* [Data section]:
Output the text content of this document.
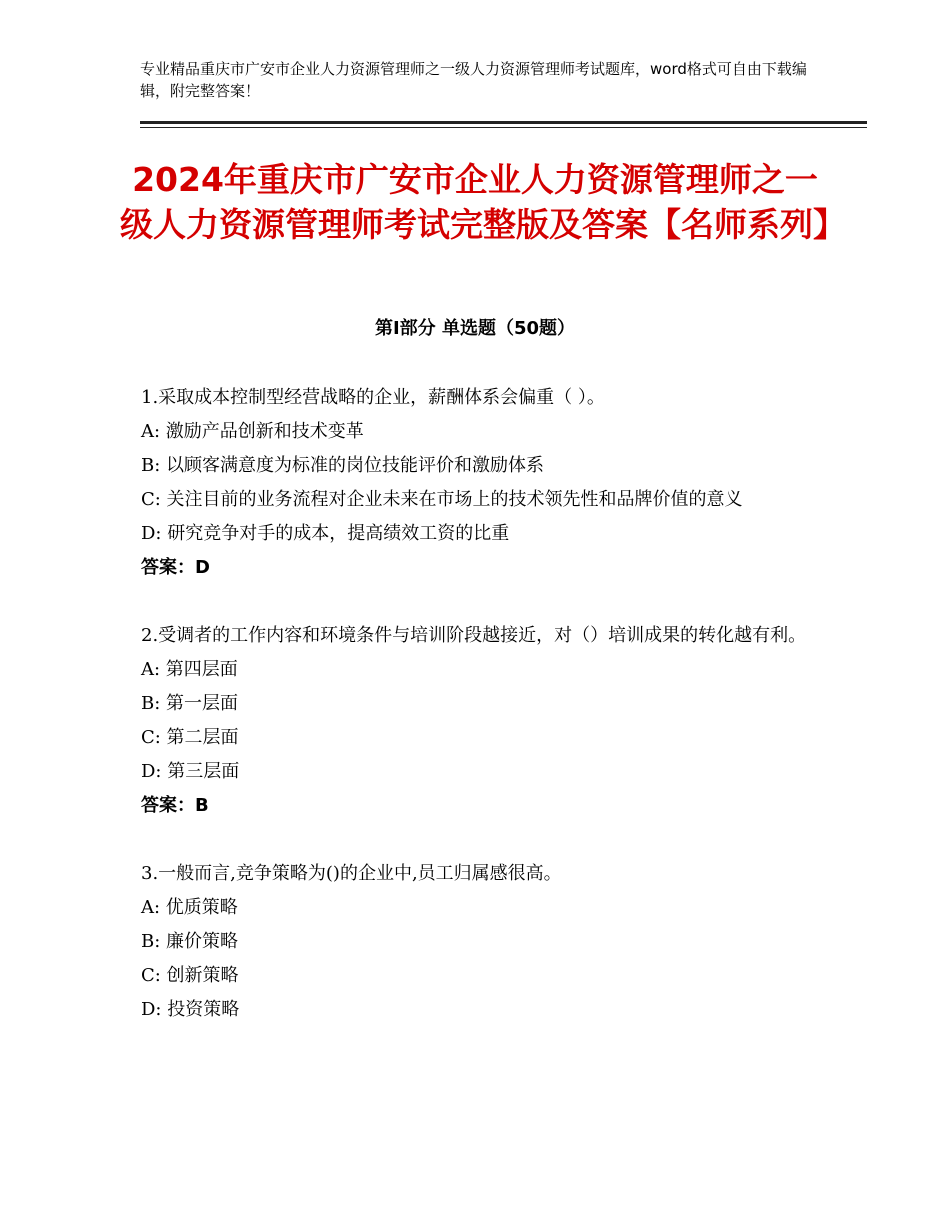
专业精品重庆市广安市企业人力资源管理师之一级人力资源管理师考试题库，word格式可自由下载编辑，附完整答案！
2024年重庆市广安市企业人力资源管理师之一级人力资源管理师考试完整版及答案【名师系列】
第Ⅰ部分 单选题（50题）
1.采取成本控制型经营战略的企业，薪酬体系会偏重（ ）。
A: 激励产品创新和技术变革
B: 以顾客满意度为标准的岗位技能评价和激励体系
C: 关注目前的业务流程对企业未来在市场上的技术领先性和品牌价值的意义
D: 研究竞争对手的成本，提高绩效工资的比重
答案：D
2.受调者的工作内容和环境条件与培训阶段越接近，对（）培训成果的转化越有利。
A: 第四层面
B: 第一层面
C: 第二层面
D: 第三层面
答案：B
3.一般而言,竞争策略为()的企业中,员工归属感很高。
A: 优质策略
B: 廉价策略
C: 创新策略
D: 投资策略
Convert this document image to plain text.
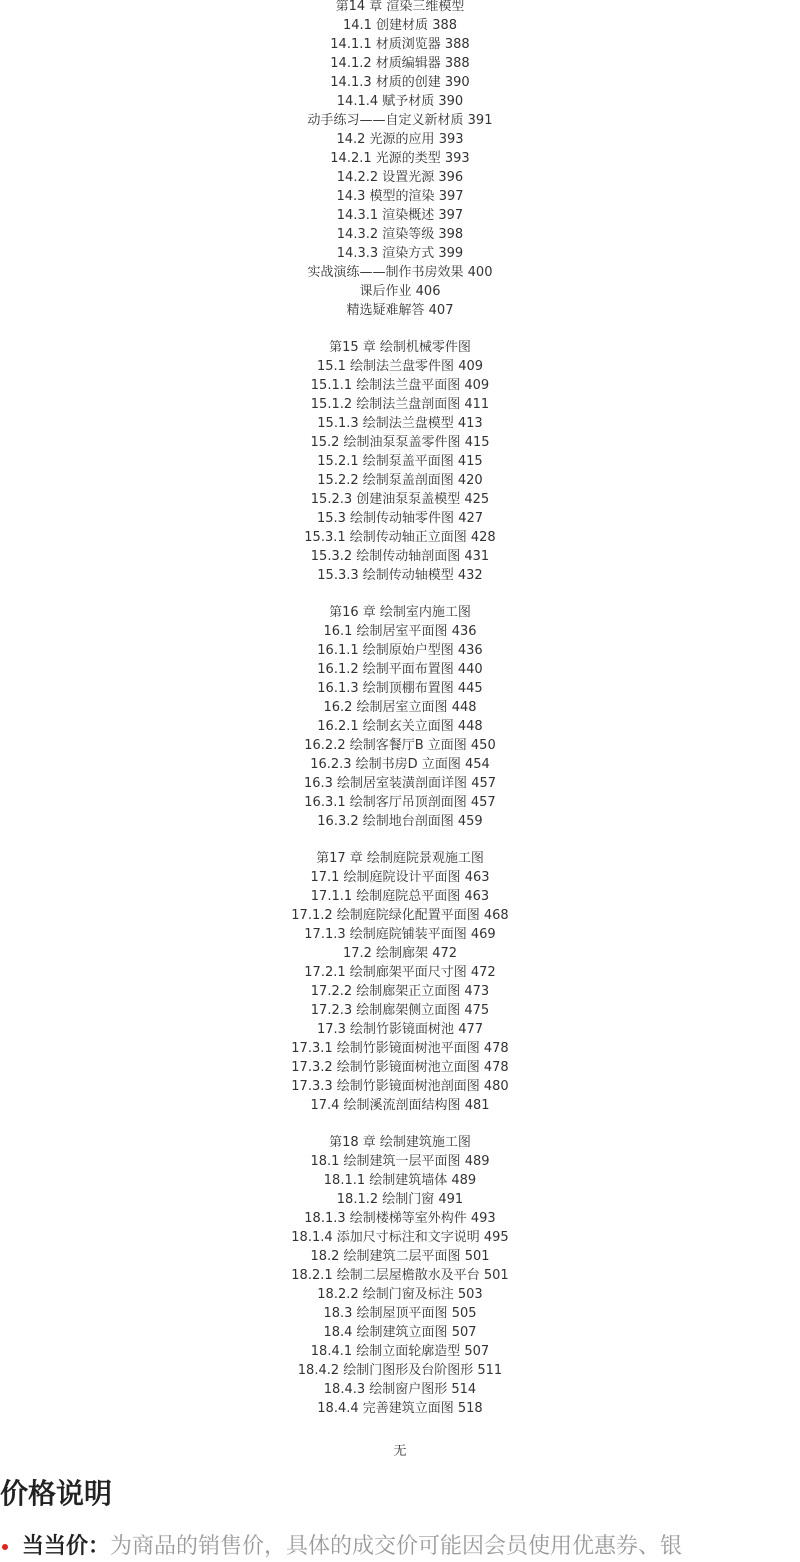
第14 章 渲染三维模型
14.1 创建材质 388
14.1.1 材质浏览器 388
14.1.2 材质编辑器 388
14.1.3 材质的创建 390
14.1.4 赋予材质 390
动手练习——自定义新材质 391
14.2 光源的应用 393
14.2.1 光源的类型 393
14.2.2 设置光源 396
14.3 模型的渲染 397
14.3.1 渲染概述 397
14.3.2 渲染等级 398
14.3.3 渲染方式 399
实战演练——制作书房效果 400
课后作业 406
精选疑难解答 407
第15 章 绘制机械零件图
15.1 绘制法兰盘零件图 409
15.1.1 绘制法兰盘平面图 409
15.1.2 绘制法兰盘剖面图 411
15.1.3 绘制法兰盘模型 413
15.2 绘制油泵泵盖零件图 415
15.2.1 绘制泵盖平面图 415
15.2.2 绘制泵盖剖面图 420
15.2.3 创建油泵泵盖模型 425
15.3 绘制传动轴零件图 427
15.3.1 绘制传动轴正立面图 428
15.3.2 绘制传动轴剖面图 431
15.3.3 绘制传动轴模型 432
第16 章 绘制室内施工图
16.1 绘制居室平面图 436
16.1.1 绘制原始户型图 436
16.1.2 绘制平面布置图 440
16.1.3 绘制顶棚布置图 445
16.2 绘制居室立面图 448
16.2.1 绘制玄关立面图 448
16.2.2 绘制客餐厅B 立面图 450
16.2.3 绘制书房D 立面图 454
16.3 绘制居室装潢剖面详图 457
16.3.1 绘制客厅吊顶剖面图 457
16.3.2 绘制地台剖面图 459
第17 章 绘制庭院景观施工图
17.1 绘制庭院设计平面图 463
17.1.1 绘制庭院总平面图 463
17.1.2 绘制庭院绿化配置平面图 468
17.1.3 绘制庭院铺装平面图 469
17.2 绘制廊架 472
17.2.1 绘制廊架平面尺寸图 472
17.2.2 绘制廊架正立面图 473
17.2.3 绘制廊架侧立面图 475
17.3 绘制竹影镜面树池 477
17.3.1 绘制竹影镜面树池平面图 478
17.3.2 绘制竹影镜面树池立面图 478
17.3.3 绘制竹影镜面树池剖面图 480
17.4 绘制溪流剖面结构图 481
第18 章 绘制建筑施工图
18.1 绘制建筑一层平面图 489
18.1.1 绘制建筑墙体 489
18.1.2 绘制门窗 491
18.1.3 绘制楼梯等室外构件 493
18.1.4 添加尺寸标注和文字说明 495
18.2 绘制建筑二层平面图 501
18.2.1 绘制二层屋檐散水及平台 501
18.2.2 绘制门窗及标注 503
18.3 绘制屋顶平面图 505
18.4 绘制建筑立面图 507
18.4.1 绘制立面轮廓造型 507
18.4.2 绘制门图形及台阶图形 511
18.4.3 绘制窗户图形 514
18.4.4 完善建筑立面图 518
无
价格说明
当当价：为商品的销售价，具体的成交价可能因会员使用优惠券、银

* [What you should do]:
Scan the material above. Return every line containing the string "this".

* [Solution below]:
Output the text content of this document.
Convert this document image to plain text.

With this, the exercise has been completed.